**REQUEST:** Every line of the records below should be restated exactly.

**Data entries:**

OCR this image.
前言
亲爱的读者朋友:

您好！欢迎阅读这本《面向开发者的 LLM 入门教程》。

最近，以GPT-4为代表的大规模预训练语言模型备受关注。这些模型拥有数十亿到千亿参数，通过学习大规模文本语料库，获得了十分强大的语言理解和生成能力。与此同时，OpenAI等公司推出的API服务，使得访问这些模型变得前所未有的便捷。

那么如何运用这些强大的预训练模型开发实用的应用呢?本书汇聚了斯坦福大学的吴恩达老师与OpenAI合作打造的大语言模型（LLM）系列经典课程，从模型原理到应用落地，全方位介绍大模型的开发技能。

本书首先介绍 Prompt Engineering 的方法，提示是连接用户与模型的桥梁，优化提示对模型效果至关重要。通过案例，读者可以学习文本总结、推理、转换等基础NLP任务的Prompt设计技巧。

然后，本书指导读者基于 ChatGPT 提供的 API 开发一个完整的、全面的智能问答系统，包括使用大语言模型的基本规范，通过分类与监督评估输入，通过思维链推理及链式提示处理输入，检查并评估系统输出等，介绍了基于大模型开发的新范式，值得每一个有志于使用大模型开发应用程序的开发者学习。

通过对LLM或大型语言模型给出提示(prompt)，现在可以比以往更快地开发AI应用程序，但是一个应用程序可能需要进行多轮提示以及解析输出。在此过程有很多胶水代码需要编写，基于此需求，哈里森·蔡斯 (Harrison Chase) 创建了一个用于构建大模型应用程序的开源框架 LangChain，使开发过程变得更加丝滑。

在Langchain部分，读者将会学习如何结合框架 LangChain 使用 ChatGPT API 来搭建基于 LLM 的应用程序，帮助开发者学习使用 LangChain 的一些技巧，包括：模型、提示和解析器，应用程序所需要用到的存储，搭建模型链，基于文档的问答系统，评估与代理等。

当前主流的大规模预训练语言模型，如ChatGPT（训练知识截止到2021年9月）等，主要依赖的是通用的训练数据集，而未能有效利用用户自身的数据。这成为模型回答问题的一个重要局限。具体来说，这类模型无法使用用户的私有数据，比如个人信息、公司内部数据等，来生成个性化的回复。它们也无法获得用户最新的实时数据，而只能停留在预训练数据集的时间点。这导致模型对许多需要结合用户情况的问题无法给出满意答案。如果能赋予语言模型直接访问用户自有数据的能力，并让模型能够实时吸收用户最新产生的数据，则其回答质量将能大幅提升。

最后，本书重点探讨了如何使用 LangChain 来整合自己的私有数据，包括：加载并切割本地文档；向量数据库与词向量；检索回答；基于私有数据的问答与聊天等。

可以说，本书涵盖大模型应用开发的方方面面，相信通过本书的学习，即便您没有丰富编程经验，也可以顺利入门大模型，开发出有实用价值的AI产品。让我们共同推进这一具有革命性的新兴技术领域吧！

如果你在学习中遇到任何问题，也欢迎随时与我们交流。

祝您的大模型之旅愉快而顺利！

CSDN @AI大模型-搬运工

**THE RESULT:**
OCR this image.
前言
亲爱的读者朋友:

您好！欢迎阅读这本《面向开发者的 LLM 入门教程》。

最近，以GPT-4为代表的大规模预训练语言模型备受关注。这些模型拥有数十亿到千亿参数，通过学习大规模文本语料库，获得了十分强大的语言理解和生成能力。与此同时，OpenAI等公司推出的API服务，使得访问这些模型变得前所未有的便捷。

那么如何运用这些强大的预训练模型开发实用的应用呢?本书汇聚了斯坦福大学的吴恩达老师与OpenAI合作打造的大语言模型（LLM）系列经典课程，从模型原理到应用落地，全方位介绍大模型的开发技能。

本书首先介绍 Prompt Engineering 的方法，提示是连接用户与模型的桥梁，优化提示对模型效果至关重要。通过案例，读者可以学习文本总结、推理、转换等基础NLP任务的Prompt设计技巧。

然后，本书指导读者基于 ChatGPT 提供的 API 开发一个完整的、全面的智能问答系统，包括使用大语言模型的基本规范，通过分类与监督评估输入，通过思维链推理及链式提示处理输入，检查并评估系统输出等，介绍了基于大模型开发的新范式，值得每一个有志于使用大模型开发应用程序的开发者学习。

通过对LLM或大型语言模型给出提示(prompt)，现在可以比以往更快地开发AI应用程序，但是一个应用程序可能需要进行多轮提示以及解析输出。在此过程有很多胶水代码需要编写，基于此需求，哈里森·蔡斯 (Harrison Chase) 创建了一个用于构建大模型应用程序的开源框架 LangChain，使开发过程变得更加丝滑。

在Langchain部分，读者将会学习如何结合框架 LangChain 使用 ChatGPT API 来搭建基于 LLM 的应用程序，帮助开发者学习使用 LangChain 的一些技巧，包括：模型、提示和解析器，应用程序所需要用到的存储，搭建模型链，基于文档的问答系统，评估与代理等。

当前主流的大规模预训练语言模型，如ChatGPT（训练知识截止到2021年9月）等，主要依赖的是通用的训练数据集，而未能有效利用用户自身的数据。这成为模型回答问题的一个重要局限。具体来说，这类模型无法使用用户的私有数据，比如个人信息、公司内部数据等，来生成个性化的回复。它们也无法获得用户最新的实时数据，而只能停留在预训练数据集的时间点。这导致模型对许多需要结合用户情况的问题无法给出满意答案。如果能赋予语言模型直接访问用户自有数据的能力，并让模型能够实时吸收用户最新产生的数据，则其回答质量将能大幅提升。

最后，本书重点探讨了如何使用 LangChain 来整合自己的私有数据，包括：加载并切割本地文档；向量数据库与词向量；检索回答；基于私有数据的问答与聊天等。

可以说，本书涵盖大模型应用开发的方方面面，相信通过本书的学习，即便您没有丰富编程经验，也可以顺利入门大模型，开发出有实用价值的AI产品。让我们共同推进这一具有革命性的新兴技术领域吧！

如果你在学习中遇到任何问题，也欢迎随时与我们交流。

祝您的大模型之旅愉快而顺利！

CSDN @AI大模型-搬运工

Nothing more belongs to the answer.